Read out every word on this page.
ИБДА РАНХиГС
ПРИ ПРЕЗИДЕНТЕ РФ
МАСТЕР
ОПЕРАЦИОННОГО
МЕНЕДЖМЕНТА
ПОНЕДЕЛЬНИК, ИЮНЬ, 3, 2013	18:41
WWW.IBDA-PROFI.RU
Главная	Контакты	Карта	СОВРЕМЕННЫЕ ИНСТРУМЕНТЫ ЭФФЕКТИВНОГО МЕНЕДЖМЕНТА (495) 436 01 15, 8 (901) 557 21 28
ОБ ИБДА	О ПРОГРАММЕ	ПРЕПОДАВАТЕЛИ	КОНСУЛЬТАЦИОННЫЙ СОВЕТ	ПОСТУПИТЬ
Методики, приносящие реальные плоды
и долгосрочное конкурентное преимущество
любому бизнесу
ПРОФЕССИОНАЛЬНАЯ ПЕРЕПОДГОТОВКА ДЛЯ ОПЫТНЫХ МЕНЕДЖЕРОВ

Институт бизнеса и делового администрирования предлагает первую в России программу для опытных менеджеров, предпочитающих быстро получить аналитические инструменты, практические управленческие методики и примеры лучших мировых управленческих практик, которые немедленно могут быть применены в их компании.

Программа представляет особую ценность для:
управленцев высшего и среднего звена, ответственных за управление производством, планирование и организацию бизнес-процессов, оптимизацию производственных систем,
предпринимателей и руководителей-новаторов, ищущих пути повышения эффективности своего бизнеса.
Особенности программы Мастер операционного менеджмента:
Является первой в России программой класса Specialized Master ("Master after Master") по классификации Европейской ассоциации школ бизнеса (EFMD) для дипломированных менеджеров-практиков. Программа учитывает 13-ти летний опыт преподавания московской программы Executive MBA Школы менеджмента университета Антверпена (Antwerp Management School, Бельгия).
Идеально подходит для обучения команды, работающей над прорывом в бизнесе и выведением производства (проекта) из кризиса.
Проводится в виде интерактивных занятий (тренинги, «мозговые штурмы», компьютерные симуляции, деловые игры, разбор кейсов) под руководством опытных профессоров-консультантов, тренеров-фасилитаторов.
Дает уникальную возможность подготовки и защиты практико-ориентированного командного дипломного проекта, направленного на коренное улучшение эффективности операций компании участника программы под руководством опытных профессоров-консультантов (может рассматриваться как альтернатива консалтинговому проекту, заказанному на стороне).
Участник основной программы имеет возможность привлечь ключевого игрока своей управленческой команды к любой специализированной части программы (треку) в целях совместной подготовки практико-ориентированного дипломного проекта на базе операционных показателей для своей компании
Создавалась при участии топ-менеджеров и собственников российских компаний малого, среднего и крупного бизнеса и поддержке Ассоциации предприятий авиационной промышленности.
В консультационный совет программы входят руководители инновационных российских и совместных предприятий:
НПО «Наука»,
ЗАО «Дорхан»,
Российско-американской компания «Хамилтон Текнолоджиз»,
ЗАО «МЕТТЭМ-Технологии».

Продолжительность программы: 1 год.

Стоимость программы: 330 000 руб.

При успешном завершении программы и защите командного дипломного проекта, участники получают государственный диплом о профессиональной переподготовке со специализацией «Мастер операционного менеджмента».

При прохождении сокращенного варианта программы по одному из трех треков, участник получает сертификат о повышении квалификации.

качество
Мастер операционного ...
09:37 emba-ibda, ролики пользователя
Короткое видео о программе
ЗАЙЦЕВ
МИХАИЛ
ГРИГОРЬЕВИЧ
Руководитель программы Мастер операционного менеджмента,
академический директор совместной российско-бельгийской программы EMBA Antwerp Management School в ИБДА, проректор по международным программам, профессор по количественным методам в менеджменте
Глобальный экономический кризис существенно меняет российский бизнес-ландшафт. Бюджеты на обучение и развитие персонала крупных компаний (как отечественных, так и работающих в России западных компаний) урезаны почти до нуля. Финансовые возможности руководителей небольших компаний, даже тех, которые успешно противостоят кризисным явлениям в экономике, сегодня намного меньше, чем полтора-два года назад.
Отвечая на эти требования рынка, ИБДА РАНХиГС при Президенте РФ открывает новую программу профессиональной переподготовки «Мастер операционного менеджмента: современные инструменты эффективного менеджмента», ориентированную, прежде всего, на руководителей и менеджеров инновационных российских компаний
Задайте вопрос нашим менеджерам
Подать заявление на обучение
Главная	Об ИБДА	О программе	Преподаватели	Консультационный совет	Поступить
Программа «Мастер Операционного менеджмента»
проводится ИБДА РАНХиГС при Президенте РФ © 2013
+++++
> _YOUR TASK_: Print out the whole listing exactly as it appears.

> _FULL OUTPUT_:
Read out every word on this page.
ИБДА РАНХиГС
ПРИ ПРЕЗИДЕНТЕ РФ
МАСТЕР
ОПЕРАЦИОННОГО
МЕНЕДЖМЕНТА
ПОНЕДЕЛЬНИК, ИЮНЬ, 3, 2013	18:41
WWW.IBDA-PROFI.RU
Главная	Контакты	Карта	СОВРЕМЕННЫЕ ИНСТРУМЕНТЫ ЭФФЕКТИВНОГО МЕНЕДЖМЕНТА (495) 436 01 15, 8 (901) 557 21 28
ОБ ИБДА	О ПРОГРАММЕ	ПРЕПОДАВАТЕЛИ	КОНСУЛЬТАЦИОННЫЙ СОВЕТ	ПОСТУПИТЬ
Методики, приносящие реальные плоды
и долгосрочное конкурентное преимущество
любому бизнесу
ПРОФЕССИОНАЛЬНАЯ ПЕРЕПОДГОТОВКА ДЛЯ ОПЫТНЫХ МЕНЕДЖЕРОВ

Институт бизнеса и делового администрирования предлагает первую в России программу для опытных менеджеров, предпочитающих быстро получить аналитические инструменты, практические управленческие методики и примеры лучших мировых управленческих практик, которые немедленно могут быть применены в их компании.

Программа представляет особую ценность для:
управленцев высшего и среднего звена, ответственных за управление производством, планирование и организацию бизнес-процессов, оптимизацию производственных систем,
предпринимателей и руководителей-новаторов, ищущих пути повышения эффективности своего бизнеса.
Особенности программы Мастер операционного менеджмента:
Является первой в России программой класса Specialized Master ("Master after Master") по классификации Европейской ассоциации школ бизнеса (EFMD) для дипломированных менеджеров-практиков. Программа учитывает 13-ти летний опыт преподавания московской программы Executive MBA Школы менеджмента университета Антверпена (Antwerp Management School, Бельгия).
Идеально подходит для обучения команды, работающей над прорывом в бизнесе и выведением производства (проекта) из кризиса.
Проводится в виде интерактивных занятий (тренинги, «мозговые штурмы», компьютерные симуляции, деловые игры, разбор кейсов) под руководством опытных профессоров-консультантов, тренеров-фасилитаторов.
Дает уникальную возможность подготовки и защиты практико-ориентированного командного дипломного проекта, направленного на коренное улучшение эффективности операций компании участника программы под руководством опытных профессоров-консультантов (может рассматриваться как альтернатива консалтинговому проекту, заказанному на стороне).
Участник основной программы имеет возможность привлечь ключевого игрока своей управленческой команды к любой специализированной части программы (треку) в целях совместной подготовки практико-ориентированного дипломного проекта на базе операционных показателей для своей компании
Создавалась при участии топ-менеджеров и собственников российских компаний малого, среднего и крупного бизнеса и поддержке Ассоциации предприятий авиационной промышленности.
В консультационный совет программы входят руководители инновационных российских и совместных предприятий:
НПО «Наука»,
ЗАО «Дорхан»,
Российско-американской компания «Хамилтон Текнолоджиз»,
ЗАО «МЕТТЭМ-Технологии».

Продолжительность программы: 1 год.

Стоимость программы: 330 000 руб.

При успешном завершении программы и защите командного дипломного проекта, участники получают государственный диплом о профессиональной переподготовке со специализацией «Мастер операционного менеджмента».

При прохождении сокращенного варианта программы по одному из трех треков, участник получает сертификат о повышении квалификации.

качество
Мастер операционного ...
09:37 emba-ibda, ролики пользователя
Короткое видео о программе
ЗАЙЦЕВ
МИХАИЛ
ГРИГОРЬЕВИЧ
Руководитель программы Мастер операционного менеджмента,
академический директор совместной российско-бельгийской программы EMBA Antwerp Management School в ИБДА, проректор по международным программам, профессор по количественным методам в менеджменте
Глобальный экономический кризис существенно меняет российский бизнес-ландшафт. Бюджеты на обучение и развитие персонала крупных компаний (как отечественных, так и работающих в России западных компаний) урезаны почти до нуля. Финансовые возможности руководителей небольших компаний, даже тех, которые успешно противостоят кризисным явлениям в экономике, сегодня намного меньше, чем полтора-два года назад.
Отвечая на эти требования рынка, ИБДА РАНХиГС при Президенте РФ открывает новую программу профессиональной переподготовки «Мастер операционного менеджмента: современные инструменты эффективного менеджмента», ориентированную, прежде всего, на руководителей и менеджеров инновационных российских компаний
Задайте вопрос нашим менеджерам
Подать заявление на обучение
Главная	Об ИБДА	О программе	Преподаватели	Консультационный совет	Поступить
Программа «Мастер Операционного менеджмента»
проводится ИБДА РАНХиГС при Президенте РФ © 2013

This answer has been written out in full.